Gianni Cassaro

Personal information
- Full name: Ian Cassaro Usart
- Date of birth: 10 April 1992 (age 34)
- Place of birth: Lloret de Mar, Spain
- Height: 1.92 m (6 ft 4 in)
- Position: Goalkeeper

Youth career
- 2008–2011: Lloret

Senior career*
- Years: Team / Apps / (Gls)
- 2011–2014: Lloret / 65 / (0)
- 2014–2016: Olot / 1 / (0)
- 2015–2016: → Europa (loan) / 36 / (0)
- 2016–2018: Peralada / 49 / (0)
- 2018–2019: Talavera / 33 / (0)
- 2019–2020: UCAM Murcia / 5 / (0)
- 2020–2021: Yeclano / 25 / (0)
- 2021–2023: Villarreal B / 15 / (0)
- 2023–2024: Murcia / 8 / (0)
- 2024–2025: Sabadell / 32 / (0)
- 2026: Eastern / 7 / (0)

= Gianni Cassaro =

Spanish footballer (born 1992)

Ian "Gianni" Cassaro Usart (born 10 April 1992) is a Spanish professional footballer who plays as a goalkeeper.

==Club career==
Cassaro was born in Lloret de Mar, Girona, Catalonia, to an Italian father, and made his senior debut with hometown side CF Lloret in Primera Catalana in 2011. On 5 August 2014, he moved straight to Segunda División B after signing for UE Olot, but spent the campaign as a backup option.

On 19 June 2015, Cassaro was loaned to Tercera División side CE Europa, for one year. On 22 July 2016, he moved to Girona FC, being a third-choice of the main squad while playing for farm team CF Peralada in the third division.

On 1 June 2018, Cassaro agreed to a deal with CF Talavera de la Reina, still in the third division. On 26 June of the following year, after being a regular starter, he moved to fellow league team UCAM Murcia CF, but was only a second-choice behind Julio Iricibar.

On 20 August 2020, Cassaro signed for Yeclano Deportivo also in the division three, being an undisputed starter as his side suffered relegation. On 25 August 2021, he joined Villarreal CF's reserves in Primera Federación; an initial third-choice option to Iker Álvarez and Filip Jörgensen, he contributed with seven appearances during the campaign as his side achieved promotion to Segunda División.

On 22 June 2022, Cassaro renewed his contract with the Yellow Submarine for a further year. He made his professional debut at the age of 30 on 17 September, starting in a 3–1 home win over CD Lugo.

In July 2024, Cassaro joined Segunda Federación club CE Sabadell FC.

On 16 January 2026, Cassaro joined Hong Kong Premier League club Eastern.

Input data »
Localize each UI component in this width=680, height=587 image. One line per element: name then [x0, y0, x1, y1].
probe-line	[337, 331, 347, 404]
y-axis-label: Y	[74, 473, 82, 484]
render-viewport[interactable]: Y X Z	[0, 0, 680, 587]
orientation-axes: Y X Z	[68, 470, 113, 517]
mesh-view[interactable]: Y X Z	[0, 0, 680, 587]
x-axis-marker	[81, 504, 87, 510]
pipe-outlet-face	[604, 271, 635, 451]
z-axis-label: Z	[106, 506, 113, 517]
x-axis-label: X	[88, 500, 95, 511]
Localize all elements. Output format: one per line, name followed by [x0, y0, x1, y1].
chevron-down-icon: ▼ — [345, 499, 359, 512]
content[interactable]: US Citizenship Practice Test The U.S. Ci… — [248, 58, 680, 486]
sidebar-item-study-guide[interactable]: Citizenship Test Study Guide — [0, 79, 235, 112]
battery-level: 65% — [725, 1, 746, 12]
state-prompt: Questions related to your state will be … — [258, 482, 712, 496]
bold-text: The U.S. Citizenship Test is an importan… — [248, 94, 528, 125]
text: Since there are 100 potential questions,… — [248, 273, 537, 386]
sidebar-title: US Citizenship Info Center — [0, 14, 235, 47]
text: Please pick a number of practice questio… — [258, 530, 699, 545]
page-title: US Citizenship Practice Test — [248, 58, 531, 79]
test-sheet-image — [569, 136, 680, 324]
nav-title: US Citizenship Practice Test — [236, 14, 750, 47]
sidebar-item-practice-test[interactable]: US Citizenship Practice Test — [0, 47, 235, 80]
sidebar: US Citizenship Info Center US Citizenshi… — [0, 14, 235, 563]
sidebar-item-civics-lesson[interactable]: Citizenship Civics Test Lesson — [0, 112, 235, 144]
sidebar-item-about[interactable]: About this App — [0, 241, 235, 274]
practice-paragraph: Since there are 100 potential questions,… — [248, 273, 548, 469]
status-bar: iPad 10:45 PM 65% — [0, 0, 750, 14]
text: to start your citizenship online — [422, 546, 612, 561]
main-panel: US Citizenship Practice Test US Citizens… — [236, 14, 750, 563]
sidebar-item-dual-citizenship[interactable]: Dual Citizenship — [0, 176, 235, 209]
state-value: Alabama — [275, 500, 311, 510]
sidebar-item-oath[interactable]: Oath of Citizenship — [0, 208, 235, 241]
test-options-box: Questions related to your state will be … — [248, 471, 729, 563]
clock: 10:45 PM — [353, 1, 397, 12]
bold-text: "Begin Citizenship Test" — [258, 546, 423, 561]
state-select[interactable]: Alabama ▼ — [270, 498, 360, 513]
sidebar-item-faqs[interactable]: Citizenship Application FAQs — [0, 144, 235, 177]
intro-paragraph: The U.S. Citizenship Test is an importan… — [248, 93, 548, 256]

Tasks to carry out »
(A) In the Gianni Cassaro article, which team did Cassaro face in his professional debut?
(B) Quote the Gianni Cassaro article between "- 2015–2016: →" and "Villarreal B / 15 / (0)", inclusive.
The entries are separate material and are not part of the Gianni Cassaro article.

Results in order »
(A) CD Lugo

(B)
- 2015–2016: → Europa (loan) / 36 / (0)
- 2016–2018: Peralada / 49 / (0)
- 2018–2019: Talavera / 33 / (0)
- 2019–2020: UCAM Murcia / 5 / (0)
- 2020–2021: Yeclano / 25 / (0)
- 2021–2023: Villarreal B / 15 / (0)